What you will do.
Which lines include the word "true"? Copy each of them.

Data for this task.
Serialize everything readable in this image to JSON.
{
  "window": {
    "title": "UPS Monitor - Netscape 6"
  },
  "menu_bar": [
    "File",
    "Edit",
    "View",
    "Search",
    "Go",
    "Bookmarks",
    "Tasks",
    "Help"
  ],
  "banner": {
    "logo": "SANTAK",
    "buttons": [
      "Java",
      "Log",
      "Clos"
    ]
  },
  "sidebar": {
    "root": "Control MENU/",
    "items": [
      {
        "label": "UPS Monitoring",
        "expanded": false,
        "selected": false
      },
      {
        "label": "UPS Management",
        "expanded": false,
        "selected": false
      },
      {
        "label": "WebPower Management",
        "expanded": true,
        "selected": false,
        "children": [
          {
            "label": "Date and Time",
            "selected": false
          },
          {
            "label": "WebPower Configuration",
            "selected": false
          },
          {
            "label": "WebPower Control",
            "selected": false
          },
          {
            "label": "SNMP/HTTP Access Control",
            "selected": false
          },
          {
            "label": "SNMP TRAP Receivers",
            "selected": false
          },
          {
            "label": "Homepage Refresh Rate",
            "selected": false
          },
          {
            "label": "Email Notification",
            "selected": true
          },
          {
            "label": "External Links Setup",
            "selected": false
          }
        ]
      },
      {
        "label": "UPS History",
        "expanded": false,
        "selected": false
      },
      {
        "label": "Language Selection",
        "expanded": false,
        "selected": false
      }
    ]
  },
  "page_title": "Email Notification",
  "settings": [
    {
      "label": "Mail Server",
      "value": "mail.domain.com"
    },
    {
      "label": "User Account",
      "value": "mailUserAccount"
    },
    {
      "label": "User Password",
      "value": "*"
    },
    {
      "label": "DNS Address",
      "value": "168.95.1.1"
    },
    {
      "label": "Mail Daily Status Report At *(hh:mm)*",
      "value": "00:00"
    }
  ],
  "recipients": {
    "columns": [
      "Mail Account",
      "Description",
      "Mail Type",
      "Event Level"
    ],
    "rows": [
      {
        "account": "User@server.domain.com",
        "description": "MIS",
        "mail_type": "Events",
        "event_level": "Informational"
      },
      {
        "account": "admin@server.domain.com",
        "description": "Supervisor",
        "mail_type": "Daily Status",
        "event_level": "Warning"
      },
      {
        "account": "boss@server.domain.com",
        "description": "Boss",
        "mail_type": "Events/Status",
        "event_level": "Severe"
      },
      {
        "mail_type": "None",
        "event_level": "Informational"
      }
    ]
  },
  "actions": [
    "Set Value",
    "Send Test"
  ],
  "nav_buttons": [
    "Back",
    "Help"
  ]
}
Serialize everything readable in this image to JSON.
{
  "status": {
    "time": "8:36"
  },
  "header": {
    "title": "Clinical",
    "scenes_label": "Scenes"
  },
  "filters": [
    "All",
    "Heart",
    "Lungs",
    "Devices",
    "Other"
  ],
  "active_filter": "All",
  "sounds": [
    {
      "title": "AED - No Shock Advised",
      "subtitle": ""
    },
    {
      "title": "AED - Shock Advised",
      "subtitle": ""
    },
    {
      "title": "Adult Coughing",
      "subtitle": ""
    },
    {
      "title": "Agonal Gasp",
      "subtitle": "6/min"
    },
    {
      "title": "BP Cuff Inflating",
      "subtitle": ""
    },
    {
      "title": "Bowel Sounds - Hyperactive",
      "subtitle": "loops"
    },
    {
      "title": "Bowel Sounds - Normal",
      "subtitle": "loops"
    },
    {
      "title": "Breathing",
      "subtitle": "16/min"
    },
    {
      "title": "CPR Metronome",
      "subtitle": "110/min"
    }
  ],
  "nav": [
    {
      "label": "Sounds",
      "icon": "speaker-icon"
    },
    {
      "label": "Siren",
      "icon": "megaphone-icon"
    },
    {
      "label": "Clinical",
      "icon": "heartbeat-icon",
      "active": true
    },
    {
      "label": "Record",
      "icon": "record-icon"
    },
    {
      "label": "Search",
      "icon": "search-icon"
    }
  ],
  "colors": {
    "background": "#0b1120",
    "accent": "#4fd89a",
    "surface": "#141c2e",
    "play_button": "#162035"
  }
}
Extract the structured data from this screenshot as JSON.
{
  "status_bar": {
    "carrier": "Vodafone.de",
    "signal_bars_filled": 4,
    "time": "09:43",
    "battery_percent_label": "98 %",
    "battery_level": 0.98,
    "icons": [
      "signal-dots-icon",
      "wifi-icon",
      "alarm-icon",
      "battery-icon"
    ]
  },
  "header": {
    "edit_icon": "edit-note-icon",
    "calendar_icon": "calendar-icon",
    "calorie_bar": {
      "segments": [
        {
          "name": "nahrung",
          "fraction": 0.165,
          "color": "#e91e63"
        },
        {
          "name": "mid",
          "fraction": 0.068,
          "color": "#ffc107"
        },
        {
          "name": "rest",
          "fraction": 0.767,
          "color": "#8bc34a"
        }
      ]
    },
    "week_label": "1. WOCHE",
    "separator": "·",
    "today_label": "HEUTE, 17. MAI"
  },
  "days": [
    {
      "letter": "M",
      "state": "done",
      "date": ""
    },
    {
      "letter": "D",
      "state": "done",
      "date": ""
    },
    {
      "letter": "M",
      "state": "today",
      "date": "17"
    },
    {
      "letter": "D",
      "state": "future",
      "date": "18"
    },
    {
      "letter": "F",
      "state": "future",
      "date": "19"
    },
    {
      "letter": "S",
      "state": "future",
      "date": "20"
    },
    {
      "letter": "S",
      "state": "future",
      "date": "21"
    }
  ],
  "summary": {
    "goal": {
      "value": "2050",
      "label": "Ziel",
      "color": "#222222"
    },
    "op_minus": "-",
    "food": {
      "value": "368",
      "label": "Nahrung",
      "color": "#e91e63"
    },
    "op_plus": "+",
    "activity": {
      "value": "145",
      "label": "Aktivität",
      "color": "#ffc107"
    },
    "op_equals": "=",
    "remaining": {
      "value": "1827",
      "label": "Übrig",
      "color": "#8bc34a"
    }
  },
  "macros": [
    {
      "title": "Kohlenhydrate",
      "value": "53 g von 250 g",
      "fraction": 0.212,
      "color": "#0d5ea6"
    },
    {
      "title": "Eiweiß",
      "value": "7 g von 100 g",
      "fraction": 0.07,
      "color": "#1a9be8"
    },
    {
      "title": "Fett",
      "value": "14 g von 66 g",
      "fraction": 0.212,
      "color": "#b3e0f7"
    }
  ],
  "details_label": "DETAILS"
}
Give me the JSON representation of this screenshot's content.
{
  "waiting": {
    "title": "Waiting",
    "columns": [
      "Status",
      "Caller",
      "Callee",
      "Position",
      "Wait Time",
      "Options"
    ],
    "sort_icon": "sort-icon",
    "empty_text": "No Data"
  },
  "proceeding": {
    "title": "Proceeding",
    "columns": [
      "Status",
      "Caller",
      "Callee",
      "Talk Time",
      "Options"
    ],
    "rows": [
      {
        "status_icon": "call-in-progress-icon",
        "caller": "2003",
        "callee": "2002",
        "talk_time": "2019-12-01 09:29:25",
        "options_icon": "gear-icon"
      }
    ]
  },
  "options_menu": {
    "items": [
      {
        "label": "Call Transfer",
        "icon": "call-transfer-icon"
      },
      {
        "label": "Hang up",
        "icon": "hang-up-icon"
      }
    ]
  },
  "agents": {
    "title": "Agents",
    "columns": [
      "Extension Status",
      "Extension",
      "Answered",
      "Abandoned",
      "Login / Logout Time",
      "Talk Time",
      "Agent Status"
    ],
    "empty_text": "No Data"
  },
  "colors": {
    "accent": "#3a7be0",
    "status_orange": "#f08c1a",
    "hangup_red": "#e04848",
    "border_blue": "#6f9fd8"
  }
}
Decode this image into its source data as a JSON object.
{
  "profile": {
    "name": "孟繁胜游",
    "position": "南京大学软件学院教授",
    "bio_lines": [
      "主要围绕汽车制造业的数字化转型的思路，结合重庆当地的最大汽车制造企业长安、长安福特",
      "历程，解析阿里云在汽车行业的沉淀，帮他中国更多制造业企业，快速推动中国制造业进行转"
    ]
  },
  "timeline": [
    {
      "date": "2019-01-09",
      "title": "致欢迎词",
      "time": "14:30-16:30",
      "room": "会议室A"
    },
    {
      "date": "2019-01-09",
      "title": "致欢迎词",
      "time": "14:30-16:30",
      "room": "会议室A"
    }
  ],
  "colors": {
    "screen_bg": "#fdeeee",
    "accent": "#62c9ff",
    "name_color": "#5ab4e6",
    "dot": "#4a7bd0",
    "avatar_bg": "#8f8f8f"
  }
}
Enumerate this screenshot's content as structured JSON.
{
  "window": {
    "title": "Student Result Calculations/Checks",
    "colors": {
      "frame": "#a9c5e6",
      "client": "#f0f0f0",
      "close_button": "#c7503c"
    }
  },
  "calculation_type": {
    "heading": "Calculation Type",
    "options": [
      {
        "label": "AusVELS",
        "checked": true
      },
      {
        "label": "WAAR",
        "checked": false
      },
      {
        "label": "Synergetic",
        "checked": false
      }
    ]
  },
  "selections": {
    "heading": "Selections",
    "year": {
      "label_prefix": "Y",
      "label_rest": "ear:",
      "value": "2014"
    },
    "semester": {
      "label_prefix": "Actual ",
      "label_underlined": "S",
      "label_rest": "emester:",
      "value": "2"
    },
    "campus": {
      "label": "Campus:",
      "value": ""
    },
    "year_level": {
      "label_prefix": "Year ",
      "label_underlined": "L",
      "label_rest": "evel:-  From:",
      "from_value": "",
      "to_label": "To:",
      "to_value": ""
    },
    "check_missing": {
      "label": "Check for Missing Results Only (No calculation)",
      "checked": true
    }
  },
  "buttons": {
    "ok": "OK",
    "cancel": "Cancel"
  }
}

Full answer.
        "expanded": true,
            "selected": true
      "active": true
        "checked": true
      "checked": true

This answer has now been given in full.